Data extracted from a collection:
------
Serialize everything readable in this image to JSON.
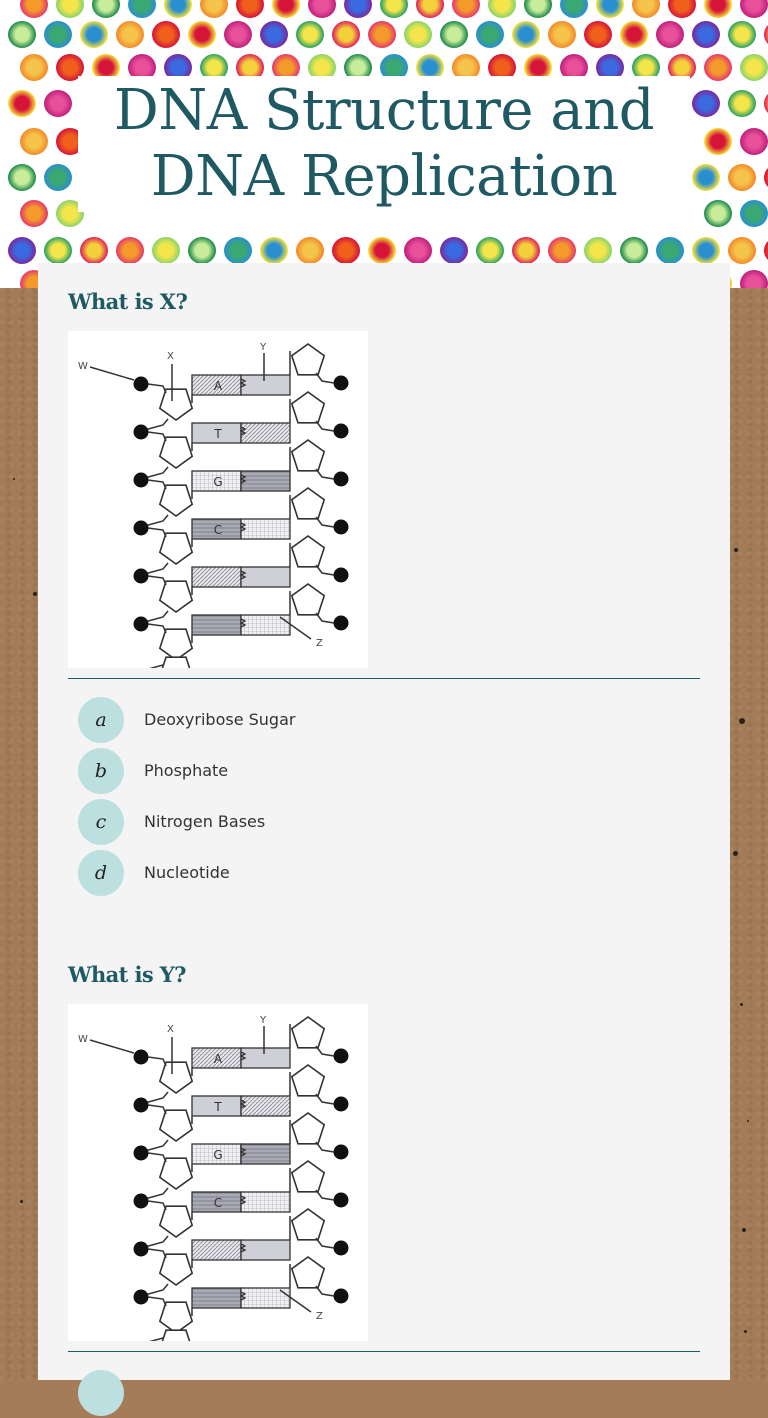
{
  "page": {
    "title_line1": "DNA Structure and",
    "title_line2": "DNA Replication"
  },
  "theme": {
    "title_color": "#1f5a64",
    "option_circle_color": "#bcdfe0",
    "sheet_color": "#f4f4f4",
    "background_color": "#a37b56"
  },
  "questions": [
    {
      "title": "What is X?",
      "image": {
        "name": "dna-structure-diagram",
        "labels": [
          "W",
          "X",
          "Y",
          "Z"
        ],
        "base_pairs": [
          {
            "left": "A",
            "right": ""
          },
          {
            "left": "T",
            "right": ""
          },
          {
            "left": "G",
            "right": ""
          },
          {
            "left": "C",
            "right": ""
          },
          {
            "left": "",
            "right": ""
          },
          {
            "left": "",
            "right": ""
          }
        ]
      },
      "options": [
        {
          "letter": "a",
          "text": "Deoxyribose Sugar"
        },
        {
          "letter": "b",
          "text": "Phosphate"
        },
        {
          "letter": "c",
          "text": "Nitrogen Bases"
        },
        {
          "letter": "d",
          "text": "Nucleotide"
        }
      ]
    },
    {
      "title": "What is Y?",
      "image": {
        "name": "dna-structure-diagram",
        "labels": [
          "W",
          "X",
          "Y",
          "Z"
        ],
        "base_pairs": [
          {
            "left": "A",
            "right": ""
          },
          {
            "left": "T",
            "right": ""
          },
          {
            "left": "G",
            "right": ""
          },
          {
            "left": "C",
            "right": ""
          },
          {
            "left": "",
            "right": ""
          },
          {
            "left": "",
            "right": ""
          }
        ]
      },
      "options": [
        {
          "letter": "",
          "text": ""
        }
      ]
    }
  ]
}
------
Each line of the material that holds the string "text" counts once; give the total alone.

5